## Written instruction
Nothing but the lines from the one containing "Transcribe the text in this document." to the end of the data should be returned, exactly as written; pictures are omitted.

------ Listed records

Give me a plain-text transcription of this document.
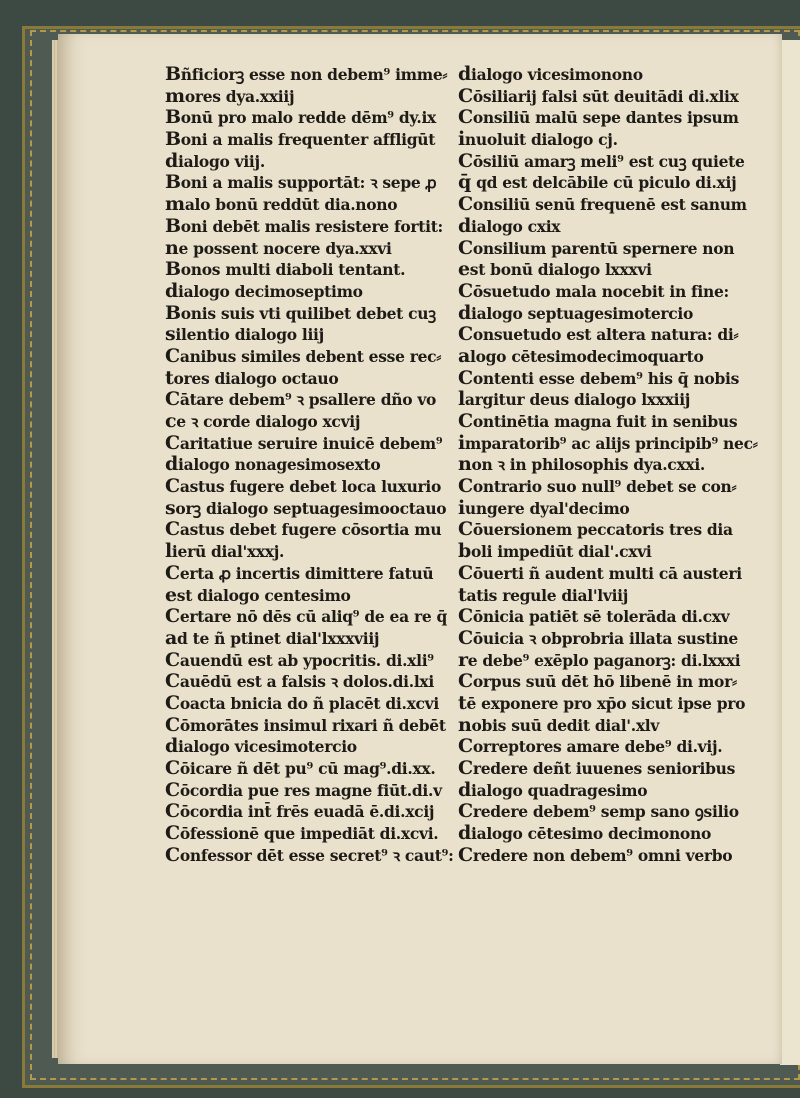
Bñficiorꝫ esse non debem⁹ imme⸗
mores dya.xxiij
Bonū pro malo redde dēm⁹ dy.ix
Boni a malis frequenter affligūt
dialogo viij.
Boni a malis supportāt: ꝛ sepe ꝓ
malo bonū reddūt dia.nono
Boni debēt malis resistere fortit:
ne possent nocere dya.xxvi
Bonos multi diaboli tentant.
dialogo decimoseptimo
Bonis suis vti quilibet debet cuꝫ
silentio dialogo liij
Canibus similes debent esse rec⸗
tores dialogo octauo
Cātare debem⁹ ꝛ psallere dño vo
ce ꝛ corde dialogo xcvij
Caritatiue seruire inuicē debem⁹
dialogo nonagesimosexto
Castus fugere debet loca luxurio
sorꝫ dialogo septuagesimooctauo
Castus debet fugere cōsortia mu
lierū dial'xxxj.
Certa ꝓ incertis dimittere fatuū
est dialogo centesimo
Certare nō dēs cū aliq⁹ de ea re q̄
ad te ñ ptinet dial'lxxxviij
Cauendū est ab ypocritis. di.xli⁹
Cauēdū est a falsis ꝛ dolos.di.lxi
Coacta bnicia do ñ placēt di.xcvi
Cōmorātes insimul rixari ñ debēt
dialogo vicesimotercio
Cōicare ñ dēt pu⁹ cū mag⁹.di.xx.
Cōcordia pue res magne fiūt.di.v
Cōcordia int̄ frēs euadā ē.di.xcij
Cōfessionē que impediāt di.xcvi.
Confessor dēt esse secret⁹ ꝛ caut⁹:
dialogo vicesimonono
Cōsiliarij falsi sūt deuitādi di.xlix
Consiliū malū sepe dantes ipsum
inuoluit dialogo cj.
Cōsiliū amarꝫ meli⁹ est cuꝫ quiete
q̄ qd est delcābile cū piculo di.xij
Consiliū senū frequenē est sanum
dialogo cxix
Consilium parentū spernere non
est bonū dialogo lxxxvi
Cōsuetudo mala nocebit in fine:
dialogo septuagesimotercio
Consuetudo est altera natura: di⸗
alogo cētesimodecimoquarto
Contenti esse debem⁹ his q̄ nobis
largitur deus dialogo lxxxiij
Continētia magna fuit in senibus
imparatorib⁹ ac alijs principib⁹ nec⸗
non ꝛ in philosophis dya.cxxi.
Contrario suo null⁹ debet se con⸗
iungere dyal'decimo
Cōuersionem peccatoris tres dia
boli impediūt dial'.cxvi
Cōuerti ñ audent multi cā austeri
tatis regule dial'lviij
Cōnicia patiēt sē tolerāda di.cxv
Cōuicia ꝛ obprobria illata sustine
re debe⁹ exēplo paganorꝫ: di.lxxxi
Corpus suū dēt hō libenē in mor⸗
tē exponere pro xp̄o sicut ipse pro
nobis suū dedit dial'.xlv
Correptores amare debe⁹ di.vij.
Credere deñt iuuenes senioribus
dialogo quadragesimo
Credere debem⁹ semp sano ꝯsilio
dialogo cētesimo decimonono
Credere non debem⁹ omni verbo
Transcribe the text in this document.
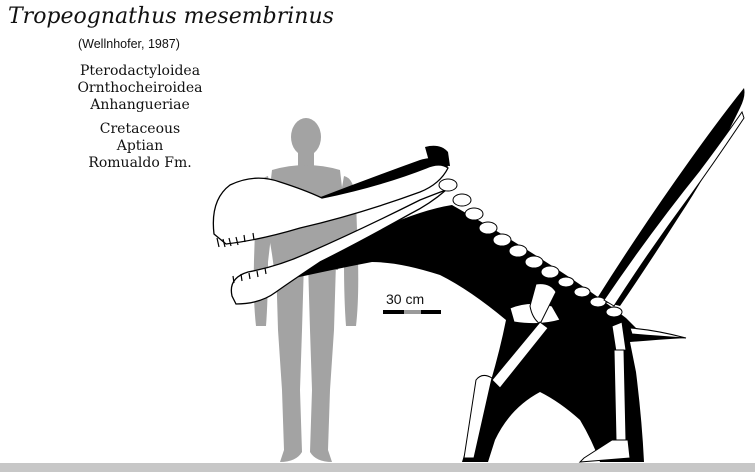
Tropeognathus mesembrinus
(Wellnhofer, 1987)
Pterodactyloidea
Ornthocheiroidea
Anhangueriae
Cretaceous
Aptian
Romualdo Fm.
30 cm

------------

## Response to the task
Transcribe the text in this document.
Tropeognathus mesembrinus
(Wellnhofer, 1987)
Pterodactyloidea
Ornthocheiroidea
Anhangueriae
Cretaceous
Aptian
Romualdo Fm.
30 cm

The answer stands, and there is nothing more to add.